Items listed in a dataset:
-- BEGIN --

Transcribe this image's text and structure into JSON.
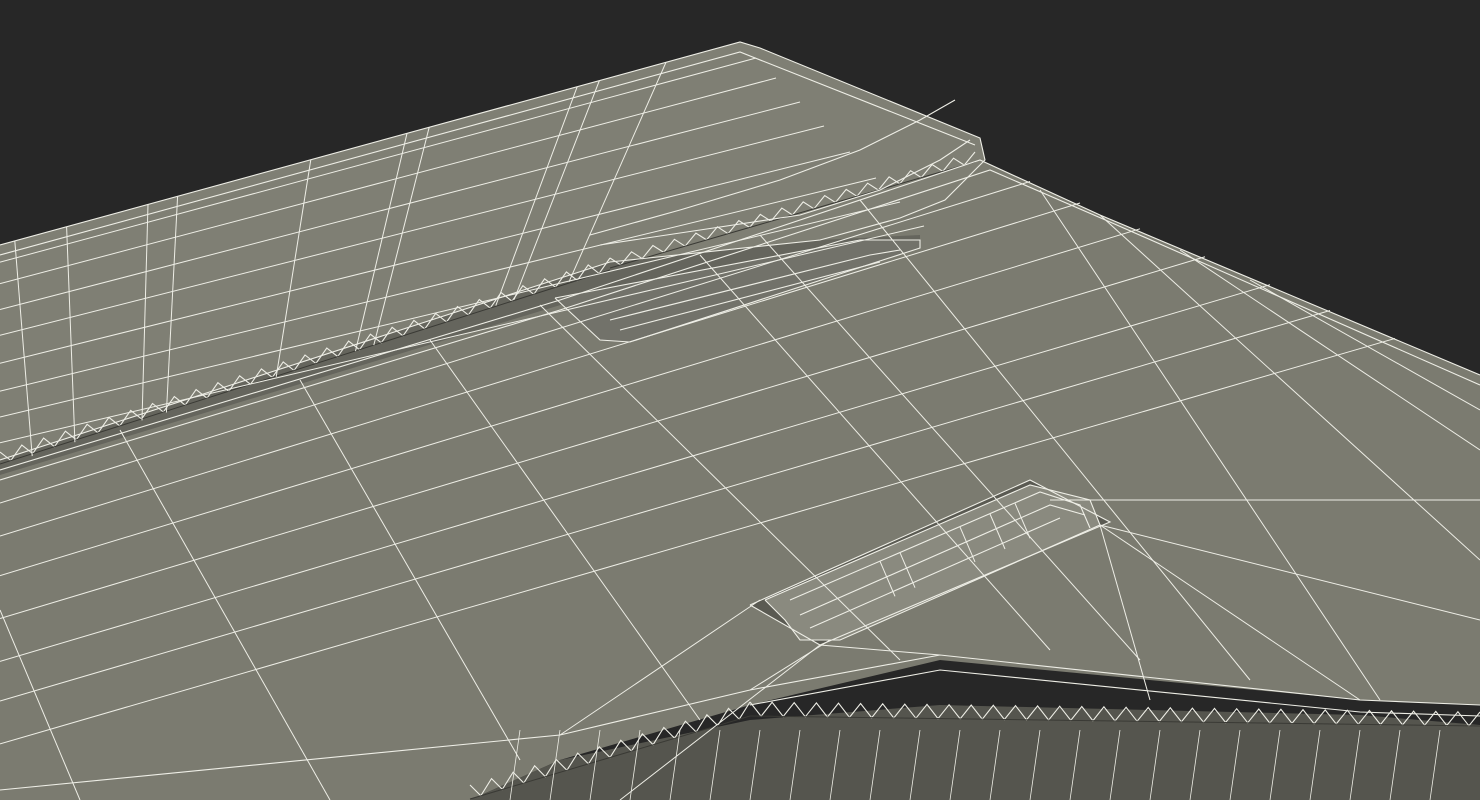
{
  "scene": {
    "subject": "wireframe-3d-render",
    "colors": {
      "background": "#272727",
      "surface": "#7b7b70",
      "surface_shade": "#6f6f65",
      "surface_dark": "#5d5d55",
      "cavity": "#4a4a44",
      "wire": "#eeeee6",
      "corrugation": "#3a3a35"
    }
  }
}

-- END --

# Given exercise
Pictures are excluded; repeat every record exactly.

# Output of the task
Transcribe this image's text and structure into JSON.
{
  "scene": {
    "subject": "wireframe-3d-render",
    "colors": {
      "background": "#272727",
      "surface": "#7b7b70",
      "surface_shade": "#6f6f65",
      "surface_dark": "#5d5d55",
      "cavity": "#4a4a44",
      "wire": "#eeeee6",
      "corrugation": "#3a3a35"
    }
  }
}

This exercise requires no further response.